### Supplied records
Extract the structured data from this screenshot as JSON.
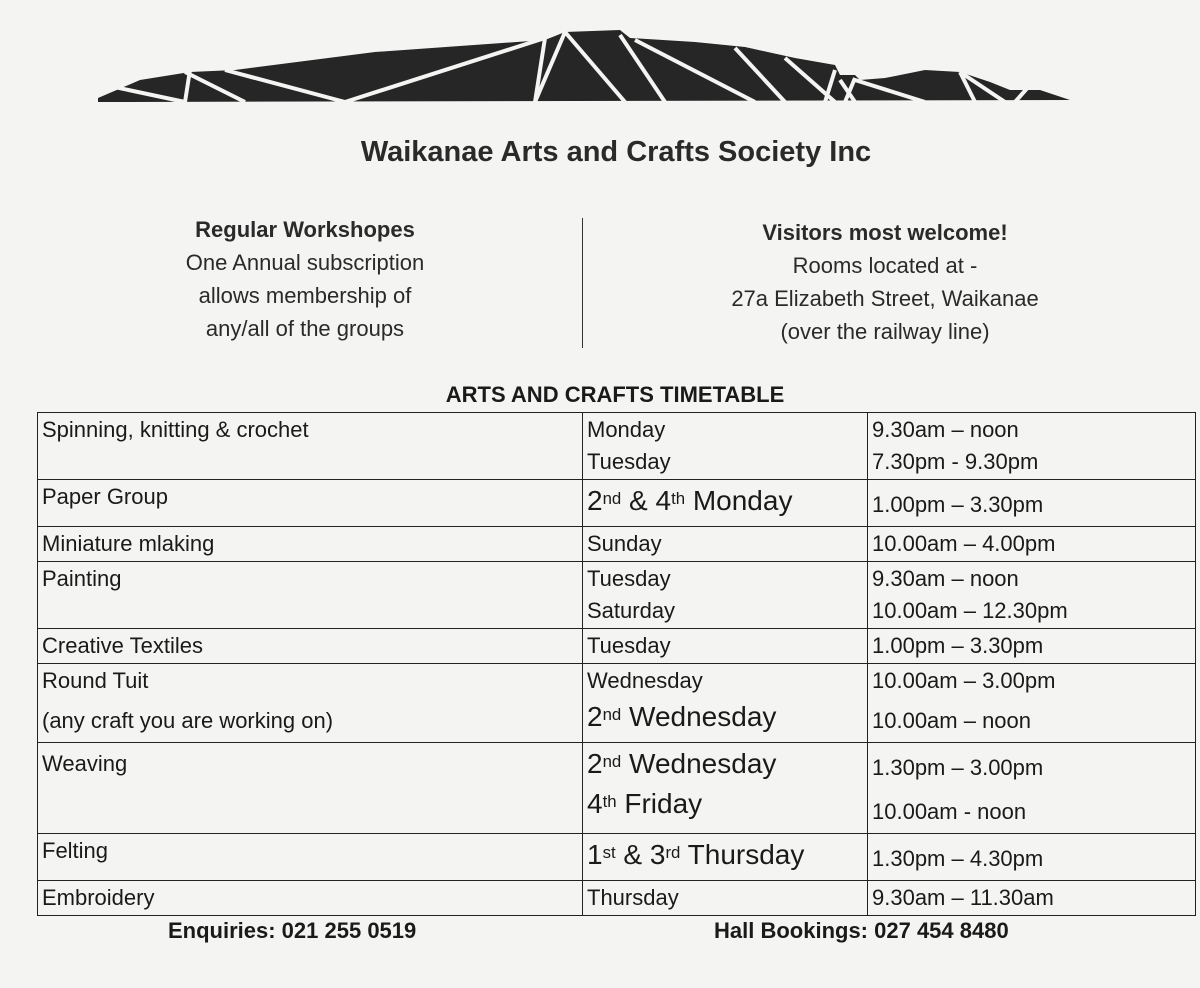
{
  "header": {
    "title": "Waikanae Arts and Crafts Society Inc"
  },
  "intro_left": {
    "heading": "Regular Workshopes",
    "lines": [
      "One Annual subscription",
      "allows membership of",
      "any/all of the groups"
    ]
  },
  "intro_right": {
    "heading": "Visitors most welcome!",
    "lines": [
      "Rooms located at -",
      "27a Elizabeth Street, Waikanae",
      "(over the railway line)"
    ]
  },
  "timetable": {
    "title": "ARTS AND CRAFTS TIMETABLE",
    "rows": [
      {
        "group": [
          "Spinning, knitting & crochet"
        ],
        "days": [
          [
            {
              "t": "Monday"
            }
          ],
          [
            {
              "t": "Tuesday"
            }
          ]
        ],
        "times": [
          "9.30am – noon",
          "7.30pm  - 9.30pm"
        ]
      },
      {
        "group": [
          "Paper Group"
        ],
        "days": [
          [
            {
              "t": "2"
            },
            {
              "sup": "nd"
            },
            {
              "t": " & 4"
            },
            {
              "sup": "th"
            },
            {
              "t": " Monday"
            }
          ]
        ],
        "big": true,
        "times": [
          "1.00pm – 3.30pm"
        ]
      },
      {
        "group": [
          "Miniature mlaking"
        ],
        "days": [
          [
            {
              "t": "Sunday"
            }
          ]
        ],
        "times": [
          "10.00am – 4.00pm"
        ]
      },
      {
        "group": [
          "Painting"
        ],
        "days": [
          [
            {
              "t": "Tuesday"
            }
          ],
          [
            {
              "t": "Saturday"
            }
          ]
        ],
        "times": [
          "9.30am – noon",
          "10.00am – 12.30pm"
        ]
      },
      {
        "group": [
          "Creative Textiles"
        ],
        "days": [
          [
            {
              "t": "Tuesday"
            }
          ]
        ],
        "times": [
          "1.00pm – 3.30pm"
        ]
      },
      {
        "group": [
          "Round Tuit",
          "(any craft you are working on)"
        ],
        "days": [
          [
            {
              "t": "Wednesday"
            }
          ],
          [
            {
              "t": "2"
            },
            {
              "sup": "nd"
            },
            {
              "t": " Wednesday"
            }
          ]
        ],
        "bigSecond": true,
        "times": [
          "10.00am – 3.00pm",
          "10.00am – noon"
        ]
      },
      {
        "group": [
          "Weaving"
        ],
        "days": [
          [
            {
              "t": "2"
            },
            {
              "sup": "nd"
            },
            {
              "t": " Wednesday"
            }
          ],
          [
            {
              "t": "4"
            },
            {
              "sup": "th"
            },
            {
              "t": " Friday"
            }
          ]
        ],
        "big": true,
        "times": [
          "1.30pm – 3.00pm",
          "10.00am - noon"
        ]
      },
      {
        "group": [
          "Felting"
        ],
        "days": [
          [
            {
              "t": "1"
            },
            {
              "sup": "st"
            },
            {
              "t": " & 3"
            },
            {
              "sup": "rd"
            },
            {
              "t": " Thursday"
            }
          ]
        ],
        "big": true,
        "times": [
          "1.30pm – 4.30pm"
        ]
      },
      {
        "group": [
          "Embroidery"
        ],
        "days": [
          [
            {
              "t": "Thursday"
            }
          ]
        ],
        "times": [
          "9.30am – 11.30am"
        ]
      }
    ]
  },
  "footer": {
    "enquiries": "Enquiries: 021 255 0519",
    "hall_bookings": "Hall Bookings: 027 454 8480"
  },
  "colors": {
    "logo": "#262626",
    "background": "#f4f4f2"
  }
}
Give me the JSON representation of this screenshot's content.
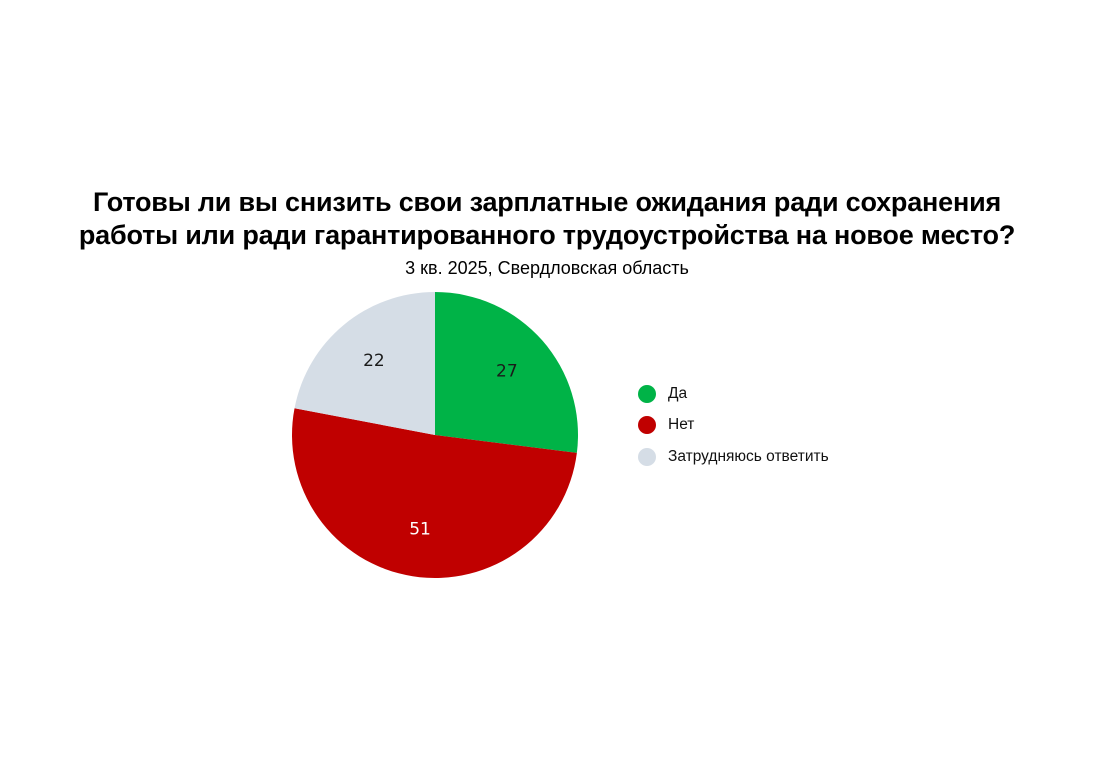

### Description of the task
Find every line in the entries that includes the word "this", then state how many there are and nothing else.

### The reply
2